Rev 3353: Functional get_record_stream interface tests covering full interface. in http://people.ubuntu.com/~robertc/baz2.0/versioned_files

Wed Apr 16 05:07:48 BST 2008

At http://people.ubuntu.com/~robertc/baz2.0/versioned_files

------------------------------------------------------------
revno: 3353
revision-id: robertc at robertcollins.net-20080416040740-g3cjhoaez95b7gsr
parent: robertc at robertcollins.net-20080411015017-0vrwo9xe9td0wvl2
committer: Robert Collins <robertc at robertcollins.net>
branch nick: data_stream_revamp
timestamp: Wed 2008-04-16 14:07:40 +1000
message:
  Functional get_record_stream interface tests covering full interface.
modified:
  bzrlib/errors.py               errors.py-20050309040759-20512168c4e14fbd
  bzrlib/knit.py                 knit.py-20051212171256-f056ac8f0fbe1bd9
  bzrlib/tests/test_errors.py    test_errors.py-20060210110251-41aba2deddf936a8
  bzrlib/tests/test_knit.py      test_knit.py-20051212171302-95d4c00dd5f11f2b
  bzrlib/tests/test_versionedfile.py test_versionedfile.py-20060222045249-db45c9ed14a1c2e5
  bzrlib/versionedfile.py        versionedfile.py-20060222045106-5039c71ee3b65490
  bzrlib/weave.py                knit.py-20050627021749-759c29984154256b
  doc/developers/repository-stream.txt repositorystream.txt-20080410222511-nh6b9bvscvcerh48-1
=== modified file 'bzrlib/errors.py'

--- a/bzrlib/errors.py	2008-04-07 10:34:57 +0000
+++ b/bzrlib/errors.py	2008-04-16 04:07:40 +0000
@@ -562,6 +562,18 @@
         PathError.__init__(self, base, reason)
 
 
+class UnavailableRepresentation(InternalBzrError):
+
+    _fmt = ("The encoding '%(wanted)s' is not available for key %(key)s which "
+        "is encoded as '%(native)s'.")
+
+    def __init__(self, key, wanted, native):
+        InternalBzrError.__init__(self)
+        self.wanted = wanted
+        self.native = native
+        self.key = key
+
+
 class UnknownHook(BzrError):
 
     _fmt = "The %(type)s hook '%(hook)s' is unknown in this version of bzrlib."

DATA EXTRACT:
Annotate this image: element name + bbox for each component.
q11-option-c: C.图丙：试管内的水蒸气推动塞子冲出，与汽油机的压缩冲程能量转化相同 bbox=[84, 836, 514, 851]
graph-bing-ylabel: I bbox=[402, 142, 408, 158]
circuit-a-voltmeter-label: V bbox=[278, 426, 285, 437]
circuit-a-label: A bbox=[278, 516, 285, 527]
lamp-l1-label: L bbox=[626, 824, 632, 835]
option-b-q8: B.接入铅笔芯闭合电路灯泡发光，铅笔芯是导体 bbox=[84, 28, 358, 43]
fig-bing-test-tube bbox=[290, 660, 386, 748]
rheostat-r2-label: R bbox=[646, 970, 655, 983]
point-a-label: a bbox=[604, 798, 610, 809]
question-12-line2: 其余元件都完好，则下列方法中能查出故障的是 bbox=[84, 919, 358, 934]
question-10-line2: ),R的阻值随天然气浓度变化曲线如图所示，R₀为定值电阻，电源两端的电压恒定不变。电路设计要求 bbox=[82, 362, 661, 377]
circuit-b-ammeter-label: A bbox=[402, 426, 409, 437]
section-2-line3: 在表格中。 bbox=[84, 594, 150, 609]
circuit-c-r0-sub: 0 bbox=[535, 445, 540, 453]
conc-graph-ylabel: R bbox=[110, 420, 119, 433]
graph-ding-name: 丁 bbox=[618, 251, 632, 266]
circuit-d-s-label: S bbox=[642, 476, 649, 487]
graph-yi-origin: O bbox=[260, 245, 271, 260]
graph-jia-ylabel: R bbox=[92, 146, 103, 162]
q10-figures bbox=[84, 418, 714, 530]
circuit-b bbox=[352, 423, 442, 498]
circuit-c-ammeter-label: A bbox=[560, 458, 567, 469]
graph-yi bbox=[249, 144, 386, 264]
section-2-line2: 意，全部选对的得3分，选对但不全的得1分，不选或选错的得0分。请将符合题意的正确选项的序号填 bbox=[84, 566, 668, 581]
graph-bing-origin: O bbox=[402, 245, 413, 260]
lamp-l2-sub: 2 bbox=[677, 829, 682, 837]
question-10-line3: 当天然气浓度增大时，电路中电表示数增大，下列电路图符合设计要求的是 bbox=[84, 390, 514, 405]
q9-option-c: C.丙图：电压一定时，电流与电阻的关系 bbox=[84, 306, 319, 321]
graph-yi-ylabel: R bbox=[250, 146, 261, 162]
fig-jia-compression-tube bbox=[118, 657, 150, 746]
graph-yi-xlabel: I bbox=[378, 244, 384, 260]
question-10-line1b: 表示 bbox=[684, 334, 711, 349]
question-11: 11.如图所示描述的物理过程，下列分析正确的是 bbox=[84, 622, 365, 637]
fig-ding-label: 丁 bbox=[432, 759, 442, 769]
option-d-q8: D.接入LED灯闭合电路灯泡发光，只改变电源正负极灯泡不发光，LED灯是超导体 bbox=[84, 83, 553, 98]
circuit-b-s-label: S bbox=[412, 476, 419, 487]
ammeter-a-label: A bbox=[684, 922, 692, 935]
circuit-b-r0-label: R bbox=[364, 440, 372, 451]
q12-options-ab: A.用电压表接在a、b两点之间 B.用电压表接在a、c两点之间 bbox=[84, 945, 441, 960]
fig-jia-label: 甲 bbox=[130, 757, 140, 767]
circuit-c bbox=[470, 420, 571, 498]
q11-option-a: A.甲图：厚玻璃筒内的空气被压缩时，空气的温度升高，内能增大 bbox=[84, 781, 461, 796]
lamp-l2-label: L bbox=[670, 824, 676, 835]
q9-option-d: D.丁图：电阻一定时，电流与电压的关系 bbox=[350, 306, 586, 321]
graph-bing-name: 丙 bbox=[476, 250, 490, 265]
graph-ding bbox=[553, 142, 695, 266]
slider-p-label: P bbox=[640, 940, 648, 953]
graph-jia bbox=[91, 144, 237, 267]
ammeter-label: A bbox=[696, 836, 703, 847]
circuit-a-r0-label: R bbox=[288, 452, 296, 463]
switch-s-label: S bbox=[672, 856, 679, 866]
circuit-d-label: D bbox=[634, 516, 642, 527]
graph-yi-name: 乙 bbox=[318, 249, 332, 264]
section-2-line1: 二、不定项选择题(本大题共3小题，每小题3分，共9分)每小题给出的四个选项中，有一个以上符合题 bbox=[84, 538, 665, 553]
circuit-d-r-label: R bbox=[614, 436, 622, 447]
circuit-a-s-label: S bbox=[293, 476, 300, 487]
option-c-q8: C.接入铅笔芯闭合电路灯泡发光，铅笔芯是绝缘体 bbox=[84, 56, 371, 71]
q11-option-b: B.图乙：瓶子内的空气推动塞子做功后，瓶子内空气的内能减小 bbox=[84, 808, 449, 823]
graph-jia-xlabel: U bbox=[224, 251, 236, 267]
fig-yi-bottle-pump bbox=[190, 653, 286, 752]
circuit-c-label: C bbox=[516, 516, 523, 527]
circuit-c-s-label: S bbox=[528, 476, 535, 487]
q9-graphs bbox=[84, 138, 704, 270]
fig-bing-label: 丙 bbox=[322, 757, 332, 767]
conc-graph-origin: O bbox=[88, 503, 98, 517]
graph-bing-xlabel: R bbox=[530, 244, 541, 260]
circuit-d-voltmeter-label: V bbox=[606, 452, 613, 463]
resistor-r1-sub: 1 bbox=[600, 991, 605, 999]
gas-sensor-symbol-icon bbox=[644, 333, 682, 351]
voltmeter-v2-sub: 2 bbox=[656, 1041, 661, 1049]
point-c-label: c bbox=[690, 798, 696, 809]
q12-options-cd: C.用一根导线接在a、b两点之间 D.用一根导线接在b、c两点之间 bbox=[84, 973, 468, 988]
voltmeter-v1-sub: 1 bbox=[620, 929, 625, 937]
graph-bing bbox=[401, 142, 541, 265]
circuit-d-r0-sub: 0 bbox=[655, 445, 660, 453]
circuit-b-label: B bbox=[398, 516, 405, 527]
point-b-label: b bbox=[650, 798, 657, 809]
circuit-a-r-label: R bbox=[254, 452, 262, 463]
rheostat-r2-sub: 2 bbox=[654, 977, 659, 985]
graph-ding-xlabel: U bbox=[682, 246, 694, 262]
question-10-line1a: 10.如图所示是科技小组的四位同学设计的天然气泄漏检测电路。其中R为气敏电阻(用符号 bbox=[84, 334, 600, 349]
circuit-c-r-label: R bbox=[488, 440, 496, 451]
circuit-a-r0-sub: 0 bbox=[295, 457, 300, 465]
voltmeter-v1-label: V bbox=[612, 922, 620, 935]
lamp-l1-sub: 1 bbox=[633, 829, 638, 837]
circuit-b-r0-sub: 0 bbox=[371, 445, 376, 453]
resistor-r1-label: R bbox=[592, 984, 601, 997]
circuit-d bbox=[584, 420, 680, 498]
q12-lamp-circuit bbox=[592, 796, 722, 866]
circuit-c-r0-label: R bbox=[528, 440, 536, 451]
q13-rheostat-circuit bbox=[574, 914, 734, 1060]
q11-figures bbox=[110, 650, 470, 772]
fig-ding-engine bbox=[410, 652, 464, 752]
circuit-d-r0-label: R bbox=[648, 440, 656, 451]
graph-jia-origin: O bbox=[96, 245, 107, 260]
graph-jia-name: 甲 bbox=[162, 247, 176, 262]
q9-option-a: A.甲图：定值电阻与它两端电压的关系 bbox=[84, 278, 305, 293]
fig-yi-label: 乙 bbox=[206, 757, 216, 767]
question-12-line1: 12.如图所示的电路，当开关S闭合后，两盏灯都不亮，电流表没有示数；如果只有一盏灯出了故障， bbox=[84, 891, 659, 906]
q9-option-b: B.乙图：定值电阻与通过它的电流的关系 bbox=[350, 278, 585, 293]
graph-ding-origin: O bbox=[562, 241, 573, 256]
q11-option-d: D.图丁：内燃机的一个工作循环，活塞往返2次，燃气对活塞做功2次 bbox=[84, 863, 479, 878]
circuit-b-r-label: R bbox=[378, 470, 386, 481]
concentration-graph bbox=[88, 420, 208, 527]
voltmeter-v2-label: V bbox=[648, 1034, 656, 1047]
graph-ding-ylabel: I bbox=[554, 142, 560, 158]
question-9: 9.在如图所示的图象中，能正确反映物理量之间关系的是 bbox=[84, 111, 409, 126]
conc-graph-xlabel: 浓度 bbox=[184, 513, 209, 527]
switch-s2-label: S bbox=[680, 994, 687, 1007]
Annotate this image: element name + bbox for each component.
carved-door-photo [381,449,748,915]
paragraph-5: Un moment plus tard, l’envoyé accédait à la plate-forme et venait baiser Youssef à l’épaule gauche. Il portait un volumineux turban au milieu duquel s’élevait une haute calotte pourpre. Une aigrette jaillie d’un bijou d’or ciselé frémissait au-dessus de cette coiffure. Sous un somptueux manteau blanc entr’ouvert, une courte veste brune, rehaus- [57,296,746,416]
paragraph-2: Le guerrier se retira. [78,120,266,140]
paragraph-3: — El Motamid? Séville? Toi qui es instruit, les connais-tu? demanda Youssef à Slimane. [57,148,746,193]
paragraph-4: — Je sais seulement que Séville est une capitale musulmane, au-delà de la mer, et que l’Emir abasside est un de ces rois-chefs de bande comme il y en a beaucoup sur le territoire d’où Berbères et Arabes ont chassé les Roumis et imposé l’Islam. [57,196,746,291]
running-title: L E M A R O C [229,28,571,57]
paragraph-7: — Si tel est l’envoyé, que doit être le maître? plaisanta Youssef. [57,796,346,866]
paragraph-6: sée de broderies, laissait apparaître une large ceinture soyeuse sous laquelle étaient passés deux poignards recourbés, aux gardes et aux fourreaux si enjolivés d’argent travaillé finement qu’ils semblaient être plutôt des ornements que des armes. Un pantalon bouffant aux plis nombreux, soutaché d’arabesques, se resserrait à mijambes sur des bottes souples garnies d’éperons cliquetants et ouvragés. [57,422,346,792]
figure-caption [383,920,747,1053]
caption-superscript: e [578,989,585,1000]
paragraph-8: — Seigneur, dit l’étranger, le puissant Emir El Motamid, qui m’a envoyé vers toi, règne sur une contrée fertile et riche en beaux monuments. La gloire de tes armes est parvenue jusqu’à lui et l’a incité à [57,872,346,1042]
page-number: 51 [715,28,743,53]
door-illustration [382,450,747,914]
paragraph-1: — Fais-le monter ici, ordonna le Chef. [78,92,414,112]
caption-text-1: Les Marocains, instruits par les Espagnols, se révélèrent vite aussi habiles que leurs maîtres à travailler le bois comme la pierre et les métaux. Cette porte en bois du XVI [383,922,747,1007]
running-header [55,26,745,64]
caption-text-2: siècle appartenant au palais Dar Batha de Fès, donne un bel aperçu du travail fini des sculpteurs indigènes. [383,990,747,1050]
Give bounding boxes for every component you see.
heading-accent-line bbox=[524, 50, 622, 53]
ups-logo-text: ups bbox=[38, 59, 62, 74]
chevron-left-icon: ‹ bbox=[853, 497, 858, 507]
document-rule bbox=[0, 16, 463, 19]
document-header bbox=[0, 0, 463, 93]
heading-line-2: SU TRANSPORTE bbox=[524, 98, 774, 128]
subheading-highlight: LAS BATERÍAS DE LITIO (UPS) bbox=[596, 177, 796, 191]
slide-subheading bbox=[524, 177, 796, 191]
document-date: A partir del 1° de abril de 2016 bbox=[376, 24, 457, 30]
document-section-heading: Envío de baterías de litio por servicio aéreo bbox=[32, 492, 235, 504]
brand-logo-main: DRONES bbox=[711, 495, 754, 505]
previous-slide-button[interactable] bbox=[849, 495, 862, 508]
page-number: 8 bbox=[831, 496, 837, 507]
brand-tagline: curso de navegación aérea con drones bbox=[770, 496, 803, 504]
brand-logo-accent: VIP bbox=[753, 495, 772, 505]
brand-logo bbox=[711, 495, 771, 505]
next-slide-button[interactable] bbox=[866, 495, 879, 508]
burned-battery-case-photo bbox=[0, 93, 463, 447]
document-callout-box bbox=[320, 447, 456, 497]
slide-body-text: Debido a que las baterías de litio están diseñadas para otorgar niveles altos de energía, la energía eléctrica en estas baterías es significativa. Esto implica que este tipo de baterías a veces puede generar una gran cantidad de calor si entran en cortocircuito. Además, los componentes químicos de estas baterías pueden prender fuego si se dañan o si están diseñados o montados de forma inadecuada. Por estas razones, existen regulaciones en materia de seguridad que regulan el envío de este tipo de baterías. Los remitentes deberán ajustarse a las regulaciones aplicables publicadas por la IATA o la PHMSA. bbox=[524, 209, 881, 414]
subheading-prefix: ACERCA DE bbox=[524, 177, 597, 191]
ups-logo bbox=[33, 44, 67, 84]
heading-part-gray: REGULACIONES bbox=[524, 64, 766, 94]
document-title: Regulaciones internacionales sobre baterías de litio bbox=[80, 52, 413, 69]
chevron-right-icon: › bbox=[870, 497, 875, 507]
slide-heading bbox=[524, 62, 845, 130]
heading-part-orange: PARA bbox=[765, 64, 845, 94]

OBJECTIVE: Pick up the bzrlib commit diff after its last line and continue it. The items are separate material and have no connection to the bzrlib commit diff.

EXPECTED ANSWER:
=== modified file 'bzrlib/knit.py'
--- a/bzrlib/knit.py	2008-04-09 23:35:55 +0000
+++ b/bzrlib/knit.py	2008-04-16 04:07:40 +0000
@@ -117,7 +117,11 @@
 from bzrlib.tsort import topo_sort
 from bzrlib.tuned_gzip import GzipFile, bytes_to_gzip
 import bzrlib.ui
-from bzrlib.versionedfile import VersionedFile, InterVersionedFile
+from bzrlib.versionedfile import (
+    ContentFactory,
+    InterVersionedFile,
+    VersionedFile,
+    )
 import bzrlib.weave
 
 
@@ -138,6 +142,51 @@
 INDEX_SUFFIX = '.kndx'
 
 
+class KnitContentFactory(ContentFactory):
+    """Content factory for streaming from knits.
+    
+    :seealso ContentFactory:
+    """
+
+    def __init__(self, version, parents, build_details, sha1, raw_record,
+        annotated, knit=None):
+        """Create a KnitContentFactory for version.
+        
+        :param version: The version.
+        :param parents: The parents.
+        :param build_details: The build details as returned from
+            get_build_details.
+        :param sha1: The sha1 expected from the full text of this object.
+        :param raw_record: The bytes of the knit data from disk.
+        :param annotated: True if the raw data is annotated.
+        """
+        ContentFactory.__init__(self)
+        self.sha1 = sha1
+        self.key = (version,)
+        self.parents = tuple((parent,) for parent in parents)
+        if build_details[0] == 'line-delta':
+            kind = 'delta'
+        else:
+            kind = 'ft'
+        if annotated:
+            annotated_kind = 'annotated-'
+        else:
+            annotated_kind = ''
+        self.storage_kind = 'knit-%s%s-gz' % (annotated_kind, kind)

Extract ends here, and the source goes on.